## EXCERPT
··········
Deep learning, which leverages artificial neural networks, offers an advanced approach to understanding text beyond its surface-level meaning. These models excel at identifying contextual nuances, including irony and sarcasm, enabling a deeper comprehension of a writer’s true intentions and emotions. The combination of text mining and deep learning techniques ensures that sentiment analysis systems can process information more effectively, capturing subtle cues and enhancing prediction accuracy7. Therefore, by incorporating DL, ML, and text mining techniques into sentiment prediction models, analysts can address the challenges posed by sarcasm and other complex linguistic elements. This integration ultimately improves the reliability of sentiment analysis, empowering businesses and researchers to derive actionable insights from social media data.

Building on the ideas discussed above, we suggested a hybrid framework for sentiment analysis leveraging Twitter data based on the Bi-directional Long Short-Term Memory (Bi-LSTM) network, Logistic Regression (LR), and GridSearchCV. To clarify the objectives of this study, the following research questions are formulated:

  1. 1.

    How effectively can a hybrid model combining Bi-LSTM and Logistic Regression improve the accuracy of sentiment analysis on Twitter data?

  2. 2.

    What are the key challenges in detecting sarcasm and sentiment polarity using deep learning techniques?

  3. 3.

    How does the proposed approach compare with traditional machine learning methods in terms of precision, recall, and overall accuracy?

  4. 4.

    Can the model generalize well across various topics and domains in real-time social media data?

Highlights of the study

The main contributions of the proposed approach are as follows:

  1. 1.

    Improved Generalizability: Unlike methods that rely solely on deep learning, our hybrid approach ensures adaptability across varied Twitter datasets by leveraging Bi-LSTM’s ability to capture sequential dependencies and LR’s robustness in classification tasks.

  2. 2.

    Enhanced Feature Integration: The architecture ensures effective utilization of text features extracted by Bi-LSTM, thereby reducing inefficiencies commonly observed in standalone models.

  3. 3.

    Computational Efficiency and Interpretability: While deep learning models such as Bi-LSTM enhance performance, their black-box nature makes interpretation challenging. The inclusion of LR improves interpretability while maintaining computational efficiency, ensuring a balance between accuracy and resource consumption.
··········
## DATASET EXTRACT

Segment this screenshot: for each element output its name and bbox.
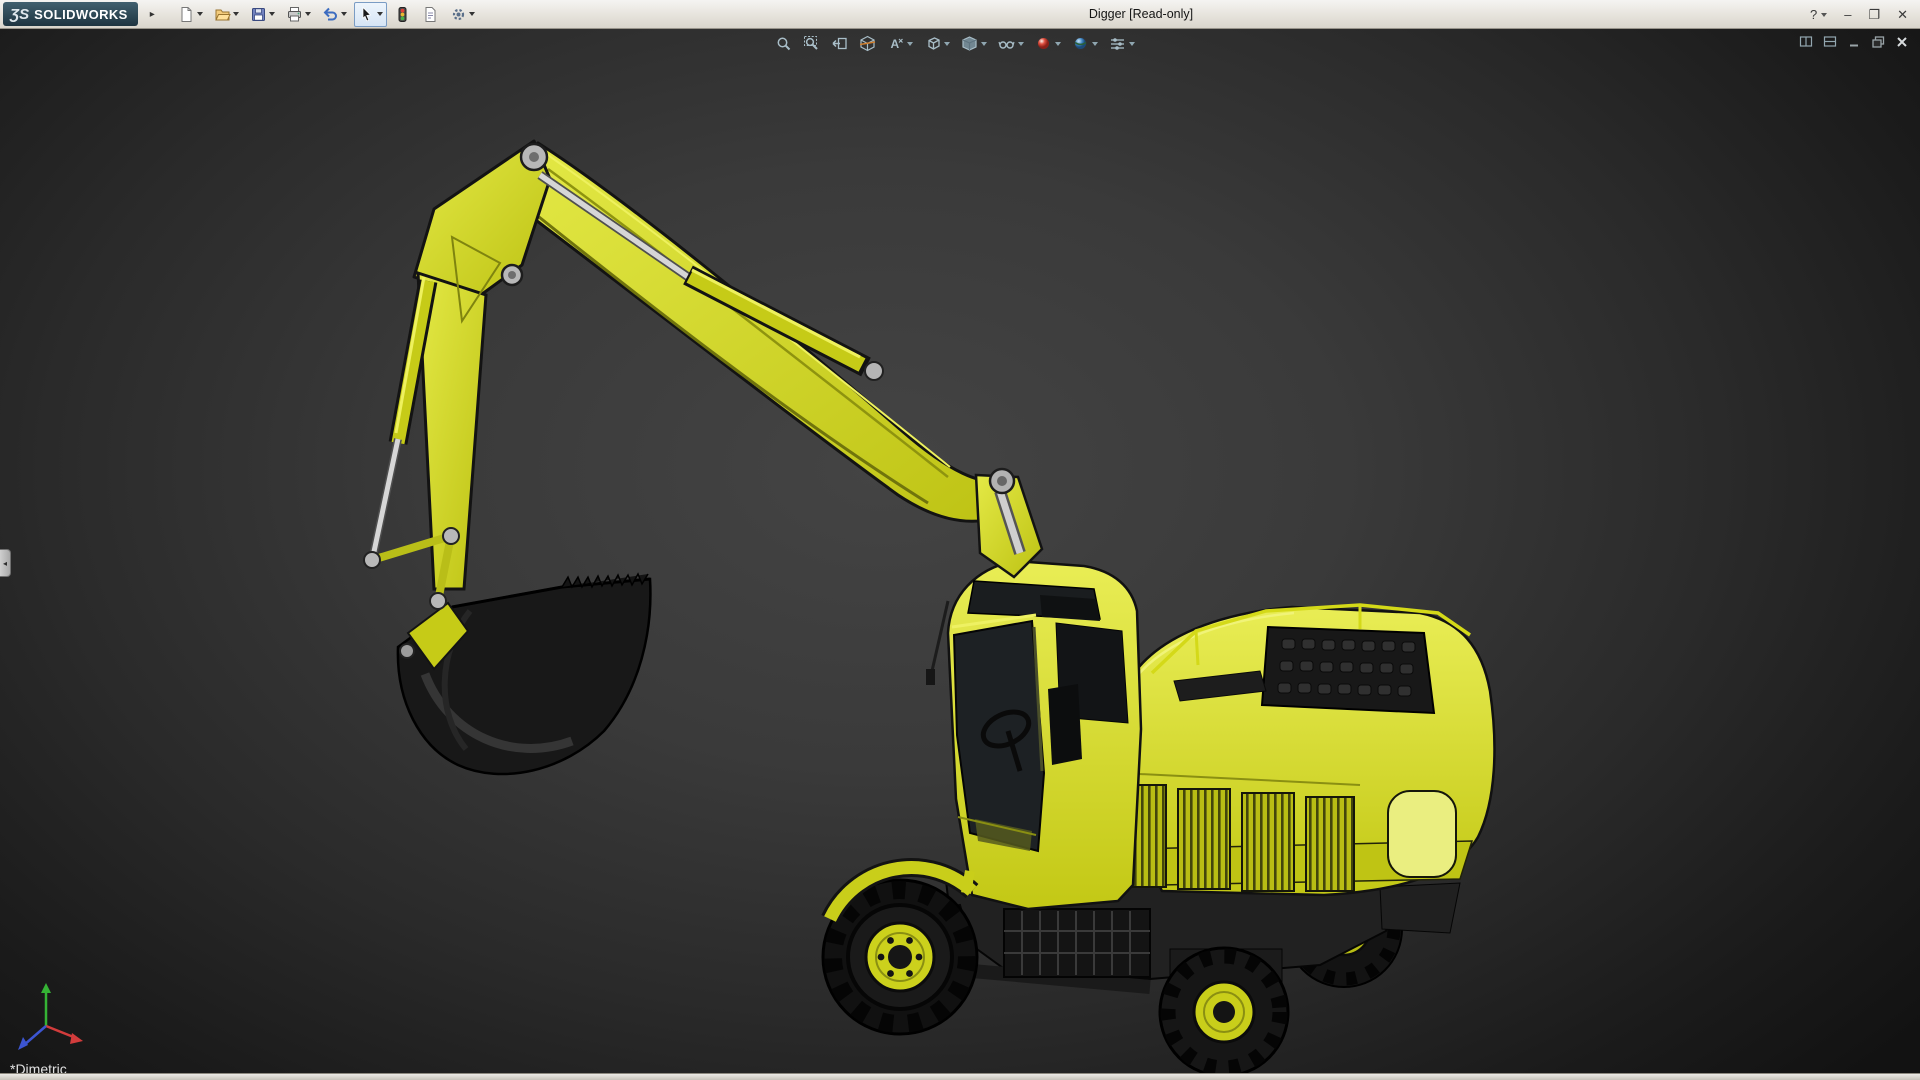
··········
## TASK LIST
(A) In the sentiment analysis excerpt, what three components make up the proposed hybrid framework?
(B) Please retype the sentiment analysis excerpt from "Improved Generalizability: Unlike" up to and including "in classification tasks.".
(C) Extend the sentiment analysis excerpt, picking up after its final sentence.

## TASK-BY-TASK OUTPUTS
(A) The Bi-directional Long Short-Term Memory (Bi-LSTM) network, Logistic Regression (LR), and GridSearchCV.

(B)
Improved Generalizability: Unlike methods that rely solely on deep learning, our hybrid approach ensures adaptability across varied Twitter datasets by leveraging Bi-LSTM’s ability to capture sequential dependencies and LR’s robustness in classification tasks.

(C)
While previous studies have explored hybrid approaches combining deep learning and traditional machine learning models, our work introduces a novel combination of Bi-LSTM and LR with GridSearchCV for hyperparameter tuning. This unique integration optimizes both predictive accuracy and model interpretability. Furthermore, we provide an in-depth comparison with existing approaches, demonstrating the advantages of our method in terms of generalizability and computational efficiency across diverse Twitter datasets.

In the following sections, we review several notable works that focus on analyzing sentiment in Twitter data, highlighting their methodologies and contributions to the field.

Related works

Sentiment analysis on Twitter data has gained significant attention as it offers valuable insights into public opinions expressed on this dynamic and real-time platform. Researchers have explored various approaches to enhance the accuracy and efficiency of sentiment analysis. Below is an overview of some key works in this field:

Zhuojun Lyu8 introduced a Bi-directional Long Short-Term Memory (Bi-LSTM) model combined with an attention mechanism to enhance the accuracy of emotion detection in textual data, achieving a notable accuracy of 78.12%. Jiayi Tang9 presented a transformer-based model specifically designed to improve sentiment analysis on Twitter data, attaining an accuracy of 82.1%. Ang Jia Pheng et al.10 developed a Bi-LSTM-based network for sentiment analysis, achieving a precision rate of 81.79%. Ankit and Nabizath Saleena11 implemented an ensemble learning approach for sentiment analysis on Twitter data, reporting an accuracy of 74.67%.

Rhea Bharal and Vamsi Krishna12 proposed a hybrid model combining Convolutional Neural Networks (CNN) with Bi-LSTM, achieving a detection rate of 78.84%. Dhyan and Thakur13 introduced a MapReduce framework for sentiment analysis using a Twitter dataset, which delivered a classification accuracy of 75.5%. Meanwhile, Upadhyay et al.14 employed a machine learning approach using a Linear Support Vector Machine (Linear SVM) for sentiment analysis on social media platforms, achieving an accuracy of 81%. Ganesh Kumar et al.15 proposed a context-sensitive three-tier DL framework using a bi-directional gated recurrent unit (BiGRU) for multimodal sentiment analysis. Prakash and Vijay16 introduced a multi-aspect framework for sentiment analysis by leveraging latent Dirichlet al.location (LDA) and neural networks. All these methods are summarized in Table 1 with methodology and cons.

Table 1 Summarization of literature review.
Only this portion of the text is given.